● Set task
Give back the entire listing verbatim.
*** Material supplied
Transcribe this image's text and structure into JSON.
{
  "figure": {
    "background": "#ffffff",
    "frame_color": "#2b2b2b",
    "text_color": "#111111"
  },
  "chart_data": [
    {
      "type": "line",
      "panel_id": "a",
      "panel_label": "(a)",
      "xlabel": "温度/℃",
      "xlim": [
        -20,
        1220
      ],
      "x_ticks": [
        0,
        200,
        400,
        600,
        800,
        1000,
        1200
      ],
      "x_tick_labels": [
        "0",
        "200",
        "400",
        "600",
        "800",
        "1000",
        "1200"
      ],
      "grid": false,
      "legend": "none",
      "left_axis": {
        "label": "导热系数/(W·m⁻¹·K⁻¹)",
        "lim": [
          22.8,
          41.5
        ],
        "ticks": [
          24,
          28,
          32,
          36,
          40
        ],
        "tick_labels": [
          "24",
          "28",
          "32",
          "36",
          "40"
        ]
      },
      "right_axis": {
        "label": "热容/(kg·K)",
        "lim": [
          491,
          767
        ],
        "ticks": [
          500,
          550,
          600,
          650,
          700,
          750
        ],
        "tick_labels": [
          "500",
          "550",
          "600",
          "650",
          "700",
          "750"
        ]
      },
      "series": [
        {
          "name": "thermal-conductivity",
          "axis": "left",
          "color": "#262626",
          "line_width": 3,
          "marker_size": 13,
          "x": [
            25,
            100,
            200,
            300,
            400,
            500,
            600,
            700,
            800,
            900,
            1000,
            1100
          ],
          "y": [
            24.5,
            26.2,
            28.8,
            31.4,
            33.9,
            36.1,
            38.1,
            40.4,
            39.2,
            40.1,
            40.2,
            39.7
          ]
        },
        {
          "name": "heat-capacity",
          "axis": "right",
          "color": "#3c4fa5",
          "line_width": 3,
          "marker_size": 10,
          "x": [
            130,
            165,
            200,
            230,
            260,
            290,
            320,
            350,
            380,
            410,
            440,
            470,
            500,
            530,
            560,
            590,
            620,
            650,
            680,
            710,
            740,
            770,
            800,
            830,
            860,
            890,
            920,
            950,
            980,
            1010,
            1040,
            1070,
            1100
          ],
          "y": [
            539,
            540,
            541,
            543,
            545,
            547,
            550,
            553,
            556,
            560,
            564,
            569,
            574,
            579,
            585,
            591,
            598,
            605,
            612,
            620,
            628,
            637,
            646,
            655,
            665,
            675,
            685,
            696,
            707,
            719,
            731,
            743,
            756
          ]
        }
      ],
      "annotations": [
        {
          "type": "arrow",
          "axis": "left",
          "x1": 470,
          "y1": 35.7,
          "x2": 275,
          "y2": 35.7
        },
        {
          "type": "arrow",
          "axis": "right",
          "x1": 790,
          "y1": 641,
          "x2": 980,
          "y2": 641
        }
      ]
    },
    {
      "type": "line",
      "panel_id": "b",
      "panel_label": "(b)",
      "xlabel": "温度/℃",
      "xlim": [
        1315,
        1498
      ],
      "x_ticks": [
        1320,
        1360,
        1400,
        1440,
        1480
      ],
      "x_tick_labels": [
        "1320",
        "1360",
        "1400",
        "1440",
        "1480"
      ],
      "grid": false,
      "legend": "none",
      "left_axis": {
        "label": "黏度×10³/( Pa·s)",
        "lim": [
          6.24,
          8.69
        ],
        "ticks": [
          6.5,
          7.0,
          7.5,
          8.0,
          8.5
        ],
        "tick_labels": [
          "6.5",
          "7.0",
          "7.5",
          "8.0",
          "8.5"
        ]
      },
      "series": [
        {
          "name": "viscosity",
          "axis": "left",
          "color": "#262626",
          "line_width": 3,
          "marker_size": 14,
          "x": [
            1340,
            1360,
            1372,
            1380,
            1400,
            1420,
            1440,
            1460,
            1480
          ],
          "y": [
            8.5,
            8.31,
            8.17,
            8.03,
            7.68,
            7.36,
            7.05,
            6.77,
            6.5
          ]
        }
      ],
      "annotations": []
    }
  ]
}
******
● Solution for this exercise
Transcribe this image's text and structure into JSON.
{
  "figure": {
    "background": "#ffffff",
    "frame_color": "#2b2b2b",
    "text_color": "#111111"
  },
  "chart_data": [
    {
      "type": "line",
      "panel_id": "a",
      "panel_label": "(a)",
      "xlabel": "温度/℃",
      "xlim": [
        -20,
        1220
      ],
      "x_ticks": [
        0,
        200,
        400,
        600,
        800,
        1000,
        1200
      ],
      "x_tick_labels": [
        "0",
        "200",
        "400",
        "600",
        "800",
        "1000",
        "1200"
      ],
      "grid": false,
      "legend": "none",
      "left_axis": {
        "label": "导热系数/(W·m⁻¹·K⁻¹)",
        "lim": [
          22.8,
          41.5
        ],
        "ticks": [
          24,
          28,
          32,
          36,
          40
        ],
        "tick_labels": [
          "24",
          "28",
          "32",
          "36",
          "40"
        ]
      },
      "right_axis": {
        "label": "热容/(kg·K)",
        "lim": [
          491,
          767
        ],
        "ticks": [
          500,
          550,
          600,
          650,
          700,
          750
        ],
        "tick_labels": [
          "500",
          "550",
          "600",
          "650",
          "700",
          "750"
        ]
      },
      "series": [
        {
          "name": "thermal-conductivity",
          "axis": "left",
          "color": "#262626",
          "line_width": 3,
          "marker_size": 13,
          "x": [
            25,
            100,
            200,
            300,
            400,
            500,
            600,
            700,
            800,
            900,
            1000,
            1100
          ],
          "y": [
            24.5,
            26.2,
            28.8,
            31.4,
            33.9,
            36.1,
            38.1,
            40.4,
            39.2,
            40.1,
            40.2,
            39.7
          ]
        },
        {
          "name": "heat-capacity",
          "axis": "right",
          "color": "#3c4fa5",
          "line_width": 3,
          "marker_size": 10,
          "x": [
            130,
            165,
            200,
            230,
            260,
            290,
            320,
            350,
            380,
            410,
            440,
            470,
            500,
            530,
            560,
            590,
            620,
            650,
            680,
            710,
            740,
            770,
            800,
            830,
            860,
            890,
            920,
            950,
            980,
            1010,
            1040,
            1070,
            1100
          ],
          "y": [
            539,
            540,
            541,
            543,
            545,
            547,
            550,
            553,
            556,
            560,
            564,
            569,
            574,
            579,
            585,
            591,
            598,
            605,
            612,
            620,
            628,
            637,
            646,
            655,
            665,
            675,
            685,
            696,
            707,
            719,
            731,
            743,
            756
          ]
        }
      ],
      "annotations": [
        {
          "type": "arrow",
          "axis": "left",
          "x1": 470,
          "y1": 35.7,
          "x2": 275,
          "y2": 35.7
        },
        {
          "type": "arrow",
          "axis": "right",
          "x1": 790,
          "y1": 641,
          "x2": 980,
          "y2": 641
        }
      ]
    },
    {
      "type": "line",
      "panel_id": "b",
      "panel_label": "(b)",
      "xlabel": "温度/℃",
      "xlim": [
        1315,
        1498
      ],
      "x_ticks": [
        1320,
        1360,
        1400,
        1440,
        1480
      ],
      "x_tick_labels": [
        "1320",
        "1360",
        "1400",
        "1440",
        "1480"
      ],
      "grid": false,
      "legend": "none",
      "left_axis": {
        "label": "黏度×10³/( Pa·s)",
        "lim": [
          6.24,
          8.69
        ],
        "ticks": [
          6.5,
          7.0,
          7.5,
          8.0,
          8.5
        ],
        "tick_labels": [
          "6.5",
          "7.0",
          "7.5",
          "8.0",
          "8.5"
        ]
      },
      "series": [
        {
          "name": "viscosity",
          "axis": "left",
          "color": "#262626",
          "line_width": 3,
          "marker_size": 14,
          "x": [
            1340,
            1360,
            1372,
            1380,
            1400,
            1420,
            1440,
            1460,
            1480
          ],
          "y": [
            8.5,
            8.31,
            8.17,
            8.03,
            7.68,
            7.36,
            7.05,
            6.77,
            6.5
          ]
        }
      ],
      "annotations": []
    }
  ]
}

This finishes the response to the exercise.